## Given request
Reproduce each line of the material exactly, minus any picture.

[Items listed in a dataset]
▼

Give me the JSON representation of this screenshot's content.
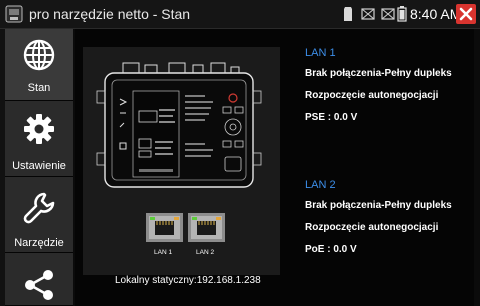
{
  "statusbar": {
    "title": "pro narzędzie netto - Stan",
    "time": "8:40 AM",
    "icons": [
      "sd-card-icon",
      "signal-icon",
      "signal-icon",
      "battery-icon"
    ]
  },
  "sidebar": {
    "items": [
      {
        "label": "Stan",
        "icon": "globe-icon",
        "active": true
      },
      {
        "label": "Ustawienie",
        "icon": "gear-icon",
        "active": false
      },
      {
        "label": "Narzędzie",
        "icon": "wrench-icon",
        "active": false
      },
      {
        "label": "",
        "icon": "share-icon",
        "active": false
      }
    ]
  },
  "device": {
    "port1_label": "LAN 1",
    "port2_label": "LAN 2"
  },
  "lan1": {
    "title": "LAN 1",
    "connection": "Brak połączenia-Pełny dupleks",
    "autoneg": "Rozpoczęcie autonegocjacji",
    "power": "PSE : 0.0 V"
  },
  "lan2": {
    "title": "LAN 2",
    "connection": "Brak połączenia-Pełny dupleks",
    "autoneg": "Rozpoczęcie autonegocjacji",
    "power": "PoE : 0.0 V"
  },
  "footer": {
    "static_ip": "Lokalny statyczny:192.168.1.238"
  },
  "colors": {
    "accent": "#3d8ee8",
    "close": "#d8342f",
    "port_led": "#5ecb3c"
  }
}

▲

## Answer to this task
Give me the JSON representation of this screenshot's content.
{
  "statusbar": {
    "title": "pro narzędzie netto - Stan",
    "time": "8:40 AM",
    "icons": [
      "sd-card-icon",
      "signal-icon",
      "signal-icon",
      "battery-icon"
    ]
  },
  "sidebar": {
    "items": [
      {
        "label": "Stan",
        "icon": "globe-icon",
        "active": true
      },
      {
        "label": "Ustawienie",
        "icon": "gear-icon",
        "active": false
      },
      {
        "label": "Narzędzie",
        "icon": "wrench-icon",
        "active": false
      },
      {
        "label": "",
        "icon": "share-icon",
        "active": false
      }
    ]
  },
  "device": {
    "port1_label": "LAN 1",
    "port2_label": "LAN 2"
  },
  "lan1": {
    "title": "LAN 1",
    "connection": "Brak połączenia-Pełny dupleks",
    "autoneg": "Rozpoczęcie autonegocjacji",
    "power": "PSE : 0.0 V"
  },
  "lan2": {
    "title": "LAN 2",
    "connection": "Brak połączenia-Pełny dupleks",
    "autoneg": "Rozpoczęcie autonegocjacji",
    "power": "PoE : 0.0 V"
  },
  "footer": {
    "static_ip": "Lokalny statyczny:192.168.1.238"
  },
  "colors": {
    "accent": "#3d8ee8",
    "close": "#d8342f",
    "port_led": "#5ecb3c"
  }
}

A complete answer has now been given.